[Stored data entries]
◆ ◆ ◆ ◆

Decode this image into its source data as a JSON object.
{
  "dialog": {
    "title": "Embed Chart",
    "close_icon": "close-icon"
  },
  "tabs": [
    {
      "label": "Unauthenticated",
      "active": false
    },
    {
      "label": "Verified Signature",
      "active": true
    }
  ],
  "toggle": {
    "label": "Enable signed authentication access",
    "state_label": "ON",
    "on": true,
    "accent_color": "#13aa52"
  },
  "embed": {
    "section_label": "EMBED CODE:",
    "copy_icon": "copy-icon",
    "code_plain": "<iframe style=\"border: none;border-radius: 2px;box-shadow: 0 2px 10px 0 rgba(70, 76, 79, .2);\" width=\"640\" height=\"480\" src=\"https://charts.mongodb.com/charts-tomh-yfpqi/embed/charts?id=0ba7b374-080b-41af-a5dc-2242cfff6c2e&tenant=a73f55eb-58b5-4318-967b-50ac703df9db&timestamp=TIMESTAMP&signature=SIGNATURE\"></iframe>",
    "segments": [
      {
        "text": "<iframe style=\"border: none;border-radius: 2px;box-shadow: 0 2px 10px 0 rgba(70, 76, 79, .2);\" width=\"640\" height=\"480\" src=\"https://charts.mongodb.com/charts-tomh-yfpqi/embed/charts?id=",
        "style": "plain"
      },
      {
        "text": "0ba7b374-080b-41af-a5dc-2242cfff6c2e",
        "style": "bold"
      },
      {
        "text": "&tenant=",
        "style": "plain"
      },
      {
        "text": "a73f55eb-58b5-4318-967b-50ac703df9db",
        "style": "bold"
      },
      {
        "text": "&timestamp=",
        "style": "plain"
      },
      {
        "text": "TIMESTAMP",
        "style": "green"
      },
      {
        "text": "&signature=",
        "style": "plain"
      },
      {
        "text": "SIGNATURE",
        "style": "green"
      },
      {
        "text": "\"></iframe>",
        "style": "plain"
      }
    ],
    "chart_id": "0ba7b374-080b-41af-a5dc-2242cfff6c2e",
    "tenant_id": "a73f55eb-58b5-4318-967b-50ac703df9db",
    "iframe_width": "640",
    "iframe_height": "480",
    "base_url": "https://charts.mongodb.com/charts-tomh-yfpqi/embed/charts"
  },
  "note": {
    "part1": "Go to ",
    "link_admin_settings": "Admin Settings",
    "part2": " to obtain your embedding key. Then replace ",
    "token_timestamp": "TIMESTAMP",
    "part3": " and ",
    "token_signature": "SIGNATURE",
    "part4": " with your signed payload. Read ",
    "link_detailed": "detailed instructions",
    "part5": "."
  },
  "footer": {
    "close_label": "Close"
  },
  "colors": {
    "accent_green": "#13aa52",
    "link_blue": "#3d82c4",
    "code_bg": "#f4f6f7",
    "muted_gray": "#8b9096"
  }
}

◆ ◆ ◆ ◆

→ **What you will do**: Reproduce each line of the material above precisely.

→ **Solution for this task**:
Decode this image into its source data as a JSON object.
{
  "dialog": {
    "title": "Embed Chart",
    "close_icon": "close-icon"
  },
  "tabs": [
    {
      "label": "Unauthenticated",
      "active": false
    },
    {
      "label": "Verified Signature",
      "active": true
    }
  ],
  "toggle": {
    "label": "Enable signed authentication access",
    "state_label": "ON",
    "on": true,
    "accent_color": "#13aa52"
  },
  "embed": {
    "section_label": "EMBED CODE:",
    "copy_icon": "copy-icon",
    "code_plain": "<iframe style=\"border: none;border-radius: 2px;box-shadow: 0 2px 10px 0 rgba(70, 76, 79, .2);\" width=\"640\" height=\"480\" src=\"https://charts.mongodb.com/charts-tomh-yfpqi/embed/charts?id=0ba7b374-080b-41af-a5dc-2242cfff6c2e&tenant=a73f55eb-58b5-4318-967b-50ac703df9db&timestamp=TIMESTAMP&signature=SIGNATURE\"></iframe>",
    "segments": [
      {
        "text": "<iframe style=\"border: none;border-radius: 2px;box-shadow: 0 2px 10px 0 rgba(70, 76, 79, .2);\" width=\"640\" height=\"480\" src=\"https://charts.mongodb.com/charts-tomh-yfpqi/embed/charts?id=",
        "style": "plain"
      },
      {
        "text": "0ba7b374-080b-41af-a5dc-2242cfff6c2e",
        "style": "bold"
      },
      {
        "text": "&tenant=",
        "style": "plain"
      },
      {
        "text": "a73f55eb-58b5-4318-967b-50ac703df9db",
        "style": "bold"
      },
      {
        "text": "&timestamp=",
        "style": "plain"
      },
      {
        "text": "TIMESTAMP",
        "style": "green"
      },
      {
        "text": "&signature=",
        "style": "plain"
      },
      {
        "text": "SIGNATURE",
        "style": "green"
      },
      {
        "text": "\"></iframe>",
        "style": "plain"
      }
    ],
    "chart_id": "0ba7b374-080b-41af-a5dc-2242cfff6c2e",
    "tenant_id": "a73f55eb-58b5-4318-967b-50ac703df9db",
    "iframe_width": "640",
    "iframe_height": "480",
    "base_url": "https://charts.mongodb.com/charts-tomh-yfpqi/embed/charts"
  },
  "note": {
    "part1": "Go to ",
    "link_admin_settings": "Admin Settings",
    "part2": " to obtain your embedding key. Then replace ",
    "token_timestamp": "TIMESTAMP",
    "part3": " and ",
    "token_signature": "SIGNATURE",
    "part4": " with your signed payload. Read ",
    "link_detailed": "detailed instructions",
    "part5": "."
  },
  "footer": {
    "close_label": "Close"
  },
  "colors": {
    "accent_green": "#13aa52",
    "link_blue": "#3d82c4",
    "code_bg": "#f4f6f7",
    "muted_gray": "#8b9096"
  }
}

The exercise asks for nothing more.